__Raw records__.

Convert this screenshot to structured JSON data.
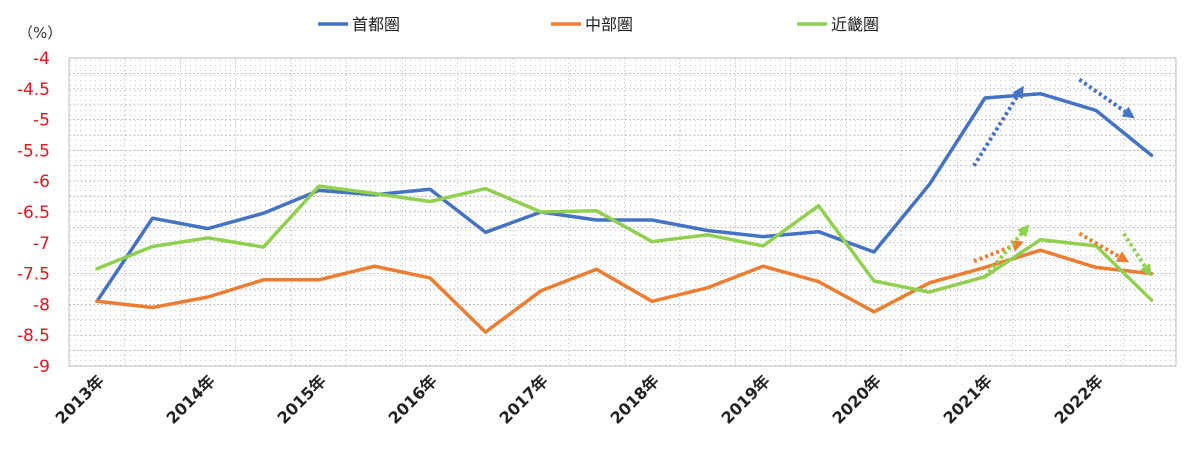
{
  "chart_data": {
    "type": "line",
    "y_unit": "（%）",
    "ylim": [
      -9,
      -4
    ],
    "yticks": [
      "-4",
      "-4.5",
      "-5",
      "-5.5",
      "-6",
      "-6.5",
      "-7",
      "-7.5",
      "-8",
      "-8.5",
      "-9"
    ],
    "x_year_labels": [
      "2013年",
      "2014年",
      "2015年",
      "2016年",
      "2017年",
      "2018年",
      "2019年",
      "2020年",
      "2021年",
      "2022年"
    ],
    "points_per_year": 2,
    "grid": true,
    "legend_position": "top",
    "series": [
      {
        "name": "首都圏",
        "color": "#4472c4",
        "values": [
          -7.95,
          -6.6,
          -6.77,
          -6.52,
          -6.15,
          -6.22,
          -6.13,
          -6.83,
          -6.5,
          -6.63,
          -6.63,
          -6.8,
          -6.9,
          -6.82,
          -7.15,
          -6.05,
          -4.65,
          -4.58,
          -4.85,
          -5.58
        ]
      },
      {
        "name": "中部圏",
        "color": "#ed7d31",
        "values": [
          -7.95,
          -8.05,
          -7.88,
          -7.6,
          -7.6,
          -7.38,
          -7.57,
          -8.45,
          -7.78,
          -7.43,
          -7.95,
          -7.73,
          -7.38,
          -7.63,
          -8.12,
          -7.65,
          -7.4,
          -7.12,
          -7.4,
          -7.5
        ]
      },
      {
        "name": "近畿圏",
        "color": "#8fd14f",
        "values": [
          -7.42,
          -7.06,
          -6.92,
          -7.07,
          -6.08,
          -6.2,
          -6.33,
          -6.12,
          -6.5,
          -6.48,
          -6.98,
          -6.87,
          -7.05,
          -6.4,
          -7.62,
          -7.8,
          -7.55,
          -6.95,
          -7.05,
          -7.93
        ]
      }
    ],
    "trend_arrows": [
      {
        "color": "#4472c4",
        "from": [
          15.8,
          -5.75
        ],
        "to": [
          16.7,
          -4.45
        ]
      },
      {
        "color": "#4472c4",
        "from": [
          17.7,
          -4.35
        ],
        "to": [
          18.7,
          -4.98
        ]
      },
      {
        "color": "#ed7d31",
        "from": [
          15.8,
          -7.3
        ],
        "to": [
          16.7,
          -6.98
        ]
      },
      {
        "color": "#8fd14f",
        "from": [
          16.0,
          -7.55
        ],
        "to": [
          16.8,
          -6.7
        ]
      },
      {
        "color": "#ed7d31",
        "from": [
          17.7,
          -6.85
        ],
        "to": [
          18.6,
          -7.32
        ]
      },
      {
        "color": "#8fd14f",
        "from": [
          18.5,
          -6.85
        ],
        "to": [
          19.0,
          -7.55
        ]
      }
    ]
  }
}
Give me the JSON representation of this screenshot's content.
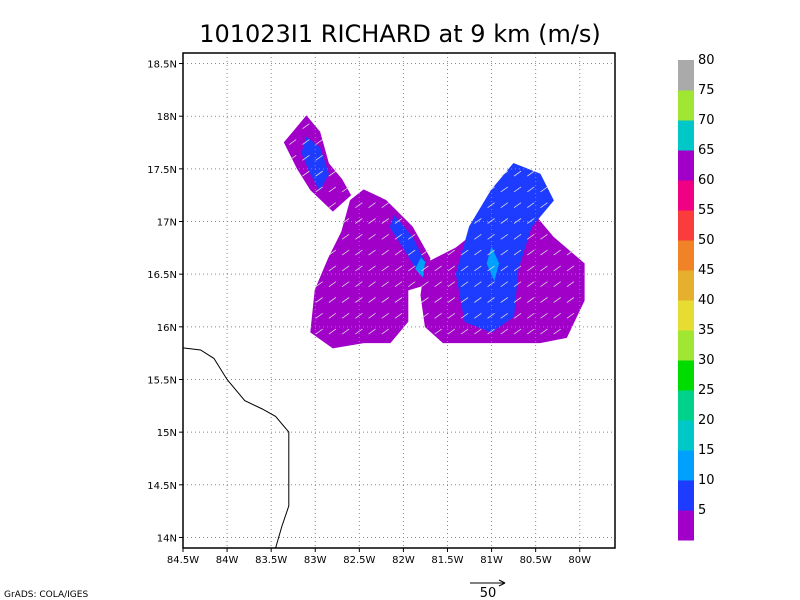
{
  "chart_data": {
    "type": "heatmap",
    "title": "101023I1 RICHARD at 9 km (m/s)",
    "xlabel": "",
    "ylabel": "",
    "xlim": [
      -84.5,
      -79.6
    ],
    "ylim": [
      13.9,
      18.6
    ],
    "x_ticks": [
      {
        "value": -84.5,
        "label": "84.5W"
      },
      {
        "value": -84.0,
        "label": "84W"
      },
      {
        "value": -83.5,
        "label": "83.5W"
      },
      {
        "value": -83.0,
        "label": "83W"
      },
      {
        "value": -82.5,
        "label": "82.5W"
      },
      {
        "value": -82.0,
        "label": "82W"
      },
      {
        "value": -81.5,
        "label": "81.5W"
      },
      {
        "value": -81.0,
        "label": "81W"
      },
      {
        "value": -80.5,
        "label": "80.5W"
      },
      {
        "value": -80.0,
        "label": "80W"
      }
    ],
    "y_ticks": [
      {
        "value": 14.0,
        "label": "14N"
      },
      {
        "value": 14.5,
        "label": "14.5N"
      },
      {
        "value": 15.0,
        "label": "15N"
      },
      {
        "value": 15.5,
        "label": "15.5N"
      },
      {
        "value": 16.0,
        "label": "16N"
      },
      {
        "value": 16.5,
        "label": "16.5N"
      },
      {
        "value": 17.0,
        "label": "17N"
      },
      {
        "value": 17.5,
        "label": "17.5N"
      },
      {
        "value": 18.0,
        "label": "18N"
      },
      {
        "value": 18.5,
        "label": "18.5N"
      }
    ],
    "grid": true,
    "colorbar": {
      "colors": [
        "#a000c8",
        "#1e3cff",
        "#00a0ff",
        "#00c8c8",
        "#00d28c",
        "#00dc00",
        "#a0e632",
        "#e6dc32",
        "#e6af2d",
        "#f08228",
        "#fa3c3c",
        "#f00082",
        "#a000c8",
        "#00c8c8",
        "#a0e632",
        "#aaaaaa"
      ],
      "labels": [
        "5",
        "10",
        "15",
        "20",
        "25",
        "30",
        "35",
        "40",
        "45",
        "50",
        "55",
        "60",
        "65",
        "70",
        "75",
        "80"
      ]
    },
    "regions": [
      {
        "name": "northwest band",
        "value": 5,
        "color": "#a000c8",
        "polygon": [
          [
            -83.35,
            17.75
          ],
          [
            -83.1,
            18.0
          ],
          [
            -82.95,
            17.85
          ],
          [
            -82.85,
            17.55
          ],
          [
            -82.7,
            17.4
          ],
          [
            -82.6,
            17.25
          ],
          [
            -82.8,
            17.1
          ],
          [
            -83.05,
            17.3
          ],
          [
            -83.2,
            17.5
          ]
        ]
      },
      {
        "name": "northwest band core",
        "value": 10,
        "color": "#1e3cff",
        "polygon": [
          [
            -83.1,
            17.8
          ],
          [
            -82.95,
            17.7
          ],
          [
            -82.85,
            17.45
          ],
          [
            -82.95,
            17.3
          ],
          [
            -83.05,
            17.45
          ],
          [
            -83.15,
            17.65
          ]
        ]
      },
      {
        "name": "central arc",
        "value": 5,
        "color": "#a000c8",
        "polygon": [
          [
            -82.6,
            17.2
          ],
          [
            -82.45,
            17.3
          ],
          [
            -82.2,
            17.2
          ],
          [
            -81.9,
            16.95
          ],
          [
            -81.7,
            16.65
          ],
          [
            -81.75,
            16.4
          ],
          [
            -81.95,
            16.35
          ],
          [
            -81.95,
            16.05
          ],
          [
            -82.15,
            15.85
          ],
          [
            -82.45,
            15.85
          ],
          [
            -82.8,
            15.8
          ],
          [
            -83.05,
            15.95
          ],
          [
            -83.0,
            16.35
          ],
          [
            -82.85,
            16.65
          ],
          [
            -82.7,
            16.9
          ],
          [
            -82.65,
            17.05
          ]
        ]
      },
      {
        "name": "central arc band",
        "value": 10,
        "color": "#1e3cff",
        "polygon": [
          [
            -82.1,
            17.05
          ],
          [
            -81.9,
            16.85
          ],
          [
            -81.75,
            16.6
          ],
          [
            -81.85,
            16.55
          ],
          [
            -82.0,
            16.75
          ],
          [
            -82.15,
            16.95
          ]
        ]
      },
      {
        "name": "central arc peak",
        "value": 15,
        "color": "#00a0ff",
        "polygon": [
          [
            -81.8,
            16.65
          ],
          [
            -81.68,
            16.55
          ],
          [
            -81.75,
            16.45
          ],
          [
            -81.86,
            16.55
          ]
        ]
      },
      {
        "name": "eastern cluster",
        "value": 5,
        "color": "#a000c8",
        "polygon": [
          [
            -81.75,
            16.6
          ],
          [
            -81.4,
            16.75
          ],
          [
            -81.1,
            16.95
          ],
          [
            -80.85,
            17.15
          ],
          [
            -80.55,
            17.1
          ],
          [
            -80.3,
            16.85
          ],
          [
            -79.95,
            16.6
          ],
          [
            -79.95,
            16.25
          ],
          [
            -80.15,
            15.9
          ],
          [
            -80.45,
            15.85
          ],
          [
            -80.85,
            15.85
          ],
          [
            -81.2,
            15.85
          ],
          [
            -81.55,
            15.85
          ],
          [
            -81.75,
            16.0
          ],
          [
            -81.8,
            16.3
          ]
        ]
      },
      {
        "name": "eastern cluster core",
        "value": 10,
        "color": "#1e3cff",
        "polygon": [
          [
            -81.25,
            16.95
          ],
          [
            -81.0,
            17.3
          ],
          [
            -80.75,
            17.55
          ],
          [
            -80.45,
            17.45
          ],
          [
            -80.3,
            17.2
          ],
          [
            -80.55,
            16.95
          ],
          [
            -80.7,
            16.55
          ],
          [
            -80.75,
            16.1
          ],
          [
            -81.0,
            15.95
          ],
          [
            -81.3,
            16.05
          ],
          [
            -81.4,
            16.5
          ]
        ]
      },
      {
        "name": "eastern cluster peak",
        "value": 15,
        "color": "#00a0ff",
        "polygon": [
          [
            -81.0,
            16.75
          ],
          [
            -80.92,
            16.6
          ],
          [
            -80.97,
            16.45
          ],
          [
            -81.05,
            16.6
          ]
        ]
      }
    ],
    "coastline": [
      [
        -84.5,
        15.8
      ],
      [
        -84.3,
        15.78
      ],
      [
        -84.15,
        15.7
      ],
      [
        -84.0,
        15.5
      ],
      [
        -83.8,
        15.3
      ],
      [
        -83.6,
        15.22
      ],
      [
        -83.45,
        15.15
      ],
      [
        -83.3,
        15.0
      ],
      [
        -83.3,
        14.7
      ],
      [
        -83.3,
        14.3
      ],
      [
        -83.38,
        14.1
      ],
      [
        -83.45,
        13.9
      ]
    ],
    "reference_vector": {
      "value": 50,
      "label": "50"
    }
  },
  "footer": {
    "credit": "GrADS: COLA/IGES"
  }
}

__Stated goal__. What is the number of lines in the data holding the word "peak"? Reply with that number only.

__Answer to the exercise__. 2